Exercise directions: Send back all the data below, exactly as given.

Source records:
○ ○ ○ ○ ○ ○ ○

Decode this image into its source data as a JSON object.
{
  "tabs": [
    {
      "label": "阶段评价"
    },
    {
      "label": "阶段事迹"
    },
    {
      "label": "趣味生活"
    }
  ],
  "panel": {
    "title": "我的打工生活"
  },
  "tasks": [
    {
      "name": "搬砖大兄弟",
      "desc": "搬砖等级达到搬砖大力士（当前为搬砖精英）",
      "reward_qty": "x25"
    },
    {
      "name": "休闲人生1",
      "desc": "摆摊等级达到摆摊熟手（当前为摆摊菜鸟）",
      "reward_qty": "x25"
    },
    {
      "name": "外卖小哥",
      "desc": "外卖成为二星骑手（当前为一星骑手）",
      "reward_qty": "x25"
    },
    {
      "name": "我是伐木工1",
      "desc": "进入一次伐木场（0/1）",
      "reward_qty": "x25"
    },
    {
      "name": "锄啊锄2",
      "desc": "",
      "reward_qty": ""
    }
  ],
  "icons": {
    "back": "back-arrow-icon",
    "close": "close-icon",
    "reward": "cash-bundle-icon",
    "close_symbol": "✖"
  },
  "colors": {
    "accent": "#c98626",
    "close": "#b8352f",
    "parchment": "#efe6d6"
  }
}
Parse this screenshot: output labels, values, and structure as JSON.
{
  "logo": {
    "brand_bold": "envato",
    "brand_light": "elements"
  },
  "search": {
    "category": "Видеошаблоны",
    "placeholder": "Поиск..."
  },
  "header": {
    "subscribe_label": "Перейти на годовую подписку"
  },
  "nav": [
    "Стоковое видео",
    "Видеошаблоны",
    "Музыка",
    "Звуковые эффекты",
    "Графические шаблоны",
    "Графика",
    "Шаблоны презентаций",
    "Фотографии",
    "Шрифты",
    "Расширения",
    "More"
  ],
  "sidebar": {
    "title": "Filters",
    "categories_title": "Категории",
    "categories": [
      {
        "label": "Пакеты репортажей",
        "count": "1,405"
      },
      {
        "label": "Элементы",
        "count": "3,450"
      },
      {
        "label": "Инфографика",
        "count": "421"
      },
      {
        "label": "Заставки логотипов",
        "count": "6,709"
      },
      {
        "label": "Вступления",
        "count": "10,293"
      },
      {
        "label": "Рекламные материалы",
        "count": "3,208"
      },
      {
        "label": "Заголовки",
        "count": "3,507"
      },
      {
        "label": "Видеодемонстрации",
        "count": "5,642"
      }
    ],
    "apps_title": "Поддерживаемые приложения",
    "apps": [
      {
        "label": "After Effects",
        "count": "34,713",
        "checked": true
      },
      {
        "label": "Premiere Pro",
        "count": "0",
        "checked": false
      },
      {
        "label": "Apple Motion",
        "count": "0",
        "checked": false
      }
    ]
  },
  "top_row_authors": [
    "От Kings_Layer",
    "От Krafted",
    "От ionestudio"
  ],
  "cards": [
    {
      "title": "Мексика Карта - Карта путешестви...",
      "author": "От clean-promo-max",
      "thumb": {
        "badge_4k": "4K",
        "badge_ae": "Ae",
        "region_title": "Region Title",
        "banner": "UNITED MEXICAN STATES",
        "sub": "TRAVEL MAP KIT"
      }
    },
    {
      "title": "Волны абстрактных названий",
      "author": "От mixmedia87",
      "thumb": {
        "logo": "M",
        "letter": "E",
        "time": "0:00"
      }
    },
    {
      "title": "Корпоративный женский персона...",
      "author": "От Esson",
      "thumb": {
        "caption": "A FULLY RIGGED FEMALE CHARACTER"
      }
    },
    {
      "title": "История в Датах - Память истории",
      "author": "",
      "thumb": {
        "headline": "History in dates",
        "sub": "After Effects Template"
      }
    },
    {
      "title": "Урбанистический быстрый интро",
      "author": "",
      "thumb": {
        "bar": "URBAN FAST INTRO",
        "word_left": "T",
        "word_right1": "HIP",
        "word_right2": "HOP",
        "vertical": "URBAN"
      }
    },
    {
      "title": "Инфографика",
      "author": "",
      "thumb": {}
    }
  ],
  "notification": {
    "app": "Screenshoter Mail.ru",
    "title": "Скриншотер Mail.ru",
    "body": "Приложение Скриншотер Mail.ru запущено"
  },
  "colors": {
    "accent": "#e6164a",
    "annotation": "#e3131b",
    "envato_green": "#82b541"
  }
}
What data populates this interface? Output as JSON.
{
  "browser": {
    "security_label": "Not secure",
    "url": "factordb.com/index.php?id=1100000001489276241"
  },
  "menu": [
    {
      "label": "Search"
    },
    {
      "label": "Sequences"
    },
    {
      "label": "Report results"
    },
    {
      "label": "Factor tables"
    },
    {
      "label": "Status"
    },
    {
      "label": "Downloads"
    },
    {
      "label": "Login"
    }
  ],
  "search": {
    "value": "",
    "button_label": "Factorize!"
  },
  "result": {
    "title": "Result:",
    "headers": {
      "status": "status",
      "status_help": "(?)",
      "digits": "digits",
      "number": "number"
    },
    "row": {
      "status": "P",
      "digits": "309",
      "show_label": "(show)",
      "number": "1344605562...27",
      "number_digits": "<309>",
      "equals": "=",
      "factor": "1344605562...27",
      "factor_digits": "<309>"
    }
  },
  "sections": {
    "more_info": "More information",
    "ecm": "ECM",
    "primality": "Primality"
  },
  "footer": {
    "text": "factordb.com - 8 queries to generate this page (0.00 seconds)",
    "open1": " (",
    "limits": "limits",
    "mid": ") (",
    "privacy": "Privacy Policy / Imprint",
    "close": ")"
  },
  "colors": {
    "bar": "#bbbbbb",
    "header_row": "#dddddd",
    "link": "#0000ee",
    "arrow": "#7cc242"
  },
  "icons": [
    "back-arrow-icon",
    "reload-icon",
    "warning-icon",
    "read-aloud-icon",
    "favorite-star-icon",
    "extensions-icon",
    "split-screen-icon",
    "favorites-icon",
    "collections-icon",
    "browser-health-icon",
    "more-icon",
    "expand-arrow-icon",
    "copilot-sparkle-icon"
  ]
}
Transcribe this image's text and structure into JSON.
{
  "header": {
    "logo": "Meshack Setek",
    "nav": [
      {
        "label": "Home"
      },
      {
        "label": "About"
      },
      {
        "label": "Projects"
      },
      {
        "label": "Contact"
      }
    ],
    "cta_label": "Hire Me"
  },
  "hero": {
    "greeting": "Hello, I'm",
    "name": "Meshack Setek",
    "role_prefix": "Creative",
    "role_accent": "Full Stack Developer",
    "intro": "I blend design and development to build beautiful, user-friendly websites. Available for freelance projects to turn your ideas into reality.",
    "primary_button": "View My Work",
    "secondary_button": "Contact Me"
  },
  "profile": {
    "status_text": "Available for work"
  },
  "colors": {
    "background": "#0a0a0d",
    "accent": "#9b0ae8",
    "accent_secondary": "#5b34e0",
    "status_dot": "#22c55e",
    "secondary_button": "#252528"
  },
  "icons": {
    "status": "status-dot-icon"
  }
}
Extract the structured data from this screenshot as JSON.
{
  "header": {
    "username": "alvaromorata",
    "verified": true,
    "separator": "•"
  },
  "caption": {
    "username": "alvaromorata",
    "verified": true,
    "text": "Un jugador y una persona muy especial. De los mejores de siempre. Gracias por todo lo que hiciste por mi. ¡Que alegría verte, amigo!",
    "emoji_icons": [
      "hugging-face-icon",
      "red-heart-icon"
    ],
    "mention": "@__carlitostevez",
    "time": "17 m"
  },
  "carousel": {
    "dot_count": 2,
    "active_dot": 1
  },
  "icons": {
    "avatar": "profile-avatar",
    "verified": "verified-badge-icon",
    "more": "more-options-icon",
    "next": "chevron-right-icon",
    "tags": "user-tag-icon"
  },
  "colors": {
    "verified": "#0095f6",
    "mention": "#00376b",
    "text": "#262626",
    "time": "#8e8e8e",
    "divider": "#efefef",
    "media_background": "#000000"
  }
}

○ ○ ○ ○ ○ ○ ○

In response:
Decode this image into its source data as a JSON object.
{
  "tabs": [
    {
      "label": "阶段评价"
    },
    {
      "label": "阶段事迹"
    },
    {
      "label": "趣味生活"
    }
  ],
  "panel": {
    "title": "我的打工生活"
  },
  "tasks": [
    {
      "name": "搬砖大兄弟",
      "desc": "搬砖等级达到搬砖大力士（当前为搬砖精英）",
      "reward_qty": "x25"
    },
    {
      "name": "休闲人生1",
      "desc": "摆摊等级达到摆摊熟手（当前为摆摊菜鸟）",
      "reward_qty": "x25"
    },
    {
      "name": "外卖小哥",
      "desc": "外卖成为二星骑手（当前为一星骑手）",
      "reward_qty": "x25"
    },
    {
      "name": "我是伐木工1",
      "desc": "进入一次伐木场（0/1）",
      "reward_qty": "x25"
    },
    {
      "name": "锄啊锄2",
      "desc": "",
      "reward_qty": ""
    }
  ],
  "icons": {
    "back": "back-arrow-icon",
    "close": "close-icon",
    "reward": "cash-bundle-icon",
    "close_symbol": "✖"
  },
  "colors": {
    "accent": "#c98626",
    "close": "#b8352f",
    "parchment": "#efe6d6"
  }
}
Parse this screenshot: output labels, values, and structure as JSON.
{
  "logo": {
    "brand_bold": "envato",
    "brand_light": "elements"
  },
  "search": {
    "category": "Видеошаблоны",
    "placeholder": "Поиск..."
  },
  "header": {
    "subscribe_label": "Перейти на годовую подписку"
  },
  "nav": [
    "Стоковое видео",
    "Видеошаблоны",
    "Музыка",
    "Звуковые эффекты",
    "Графические шаблоны",
    "Графика",
    "Шаблоны презентаций",
    "Фотографии",
    "Шрифты",
    "Расширения",
    "More"
  ],
  "sidebar": {
    "title": "Filters",
    "categories_title": "Категории",
    "categories": [
      {
        "label": "Пакеты репортажей",
        "count": "1,405"
      },
      {
        "label": "Элементы",
        "count": "3,450"
      },
      {
        "label": "Инфографика",
        "count": "421"
      },
      {
        "label": "Заставки логотипов",
        "count": "6,709"
      },
      {
        "label": "Вступления",
        "count": "10,293"
      },
      {
        "label": "Рекламные материалы",
        "count": "3,208"
      },
      {
        "label": "Заголовки",
        "count": "3,507"
      },
      {
        "label": "Видеодемонстрации",
        "count": "5,642"
      }
    ],
    "apps_title": "Поддерживаемые приложения",
    "apps": [
      {
        "label": "After Effects",
        "count": "34,713",
        "checked": true
      },
      {
        "label": "Premiere Pro",
        "count": "0",
        "checked": false
      },
      {
        "label": "Apple Motion",
        "count": "0",
        "checked": false
      }
    ]
  },
  "top_row_authors": [
    "От Kings_Layer",
    "От Krafted",
    "От ionestudio"
  ],
  "cards": [
    {
      "title": "Мексика Карта - Карта путешестви...",
      "author": "От clean-promo-max",
      "thumb": {
        "badge_4k": "4K",
        "badge_ae": "Ae",
        "region_title": "Region Title",
        "banner": "UNITED MEXICAN STATES",
        "sub": "TRAVEL MAP KIT"
      }
    },
    {
      "title": "Волны абстрактных названий",
      "author": "От mixmedia87",
      "thumb": {
        "logo": "M",
        "letter": "E",
        "time": "0:00"
      }
    },
    {
      "title": "Корпоративный женский персона...",
      "author": "От Esson",
      "thumb": {
        "caption": "A FULLY RIGGED FEMALE CHARACTER"
      }
    },
    {
      "title": "История в Датах - Память истории",
      "author": "",
      "thumb": {
        "headline": "History in dates",
        "sub": "After Effects Template"
      }
    },
    {
      "title": "Урбанистический быстрый интро",
      "author": "",
      "thumb": {
        "bar": "URBAN FAST INTRO",
        "word_left": "T",
        "word_right1": "HIP",
        "word_right2": "HOP",
        "vertical": "URBAN"
      }
    },
    {
      "title": "Инфографика",
      "author": "",
      "thumb": {}
    }
  ],
  "notification": {
    "app": "Screenshoter Mail.ru",
    "title": "Скриншотер Mail.ru",
    "body": "Приложение Скриншотер Mail.ru запущено"
  },
  "colors": {
    "accent": "#e6164a",
    "annotation": "#e3131b",
    "envato_green": "#82b541"
  }
}
What data populates this interface? Output as JSON.
{
  "browser": {
    "security_label": "Not secure",
    "url": "factordb.com/index.php?id=1100000001489276241"
  },
  "menu": [
    {
      "label": "Search"
    },
    {
      "label": "Sequences"
    },
    {
      "label": "Report results"
    },
    {
      "label": "Factor tables"
    },
    {
      "label": "Status"
    },
    {
      "label": "Downloads"
    },
    {
      "label": "Login"
    }
  ],
  "search": {
    "value": "",
    "button_label": "Factorize!"
  },
  "result": {
    "title": "Result:",
    "headers": {
      "status": "status",
      "status_help": "(?)",
      "digits": "digits",
      "number": "number"
    },
    "row": {
      "status": "P",
      "digits": "309",
      "show_label": "(show)",
      "number": "1344605562...27",
      "number_digits": "<309>",
      "equals": "=",
      "factor": "1344605562...27",
      "factor_digits": "<309>"
    }
  },
  "sections": {
    "more_info": "More information",
    "ecm": "ECM",
    "primality": "Primality"
  },
  "footer": {
    "text": "factordb.com - 8 queries to generate this page (0.00 seconds)",
    "open1": " (",
    "limits": "limits",
    "mid": ") (",
    "privacy": "Privacy Policy / Imprint",
    "close": ")"
  },
  "colors": {
    "bar": "#bbbbbb",
    "header_row": "#dddddd",
    "link": "#0000ee",
    "arrow": "#7cc242"
  },
  "icons": [
    "back-arrow-icon",
    "reload-icon",
    "warning-icon",
    "read-aloud-icon",
    "favorite-star-icon",
    "extensions-icon",
    "split-screen-icon",
    "favorites-icon",
    "collections-icon",
    "browser-health-icon",
    "more-icon",
    "expand-arrow-icon",
    "copilot-sparkle-icon"
  ]
}
Transcribe this image's text and structure into JSON.
{
  "header": {
    "logo": "Meshack Setek",
    "nav": [
      {
        "label": "Home"
      },
      {
        "label": "About"
      },
      {
        "label": "Projects"
      },
      {
        "label": "Contact"
      }
    ],
    "cta_label": "Hire Me"
  },
  "hero": {
    "greeting": "Hello, I'm",
    "name": "Meshack Setek",
    "role_prefix": "Creative",
    "role_accent": "Full Stack Developer",
    "intro": "I blend design and development to build beautiful, user-friendly websites. Available for freelance projects to turn your ideas into reality.",
    "primary_button": "View My Work",
    "secondary_button": "Contact Me"
  },
  "profile": {
    "status_text": "Available for work"
  },
  "colors": {
    "background": "#0a0a0d",
    "accent": "#9b0ae8",
    "accent_secondary": "#5b34e0",
    "status_dot": "#22c55e",
    "secondary_button": "#252528"
  },
  "icons": {
    "status": "status-dot-icon"
  }
}
Extract the structured data from this screenshot as JSON.
{
  "header": {
    "username": "alvaromorata",
    "verified": true,
    "separator": "•"
  },
  "caption": {
    "username": "alvaromorata",
    "verified": true,
    "text": "Un jugador y una persona muy especial. De los mejores de siempre. Gracias por todo lo que hiciste por mi. ¡Que alegría verte, amigo!",
    "emoji_icons": [
      "hugging-face-icon",
      "red-heart-icon"
    ],
    "mention": "@__carlitostevez",
    "time": "17 m"
  },
  "carousel": {
    "dot_count": 2,
    "active_dot": 1
  },
  "icons": {
    "avatar": "profile-avatar",
    "verified": "verified-badge-icon",
    "more": "more-options-icon",
    "next": "chevron-right-icon",
    "tags": "user-tag-icon"
  },
  "colors": {
    "verified": "#0095f6",
    "mention": "#00376b",
    "text": "#262626",
    "time": "#8e8e8e",
    "divider": "#efefef",
    "media_background": "#000000"
  }
}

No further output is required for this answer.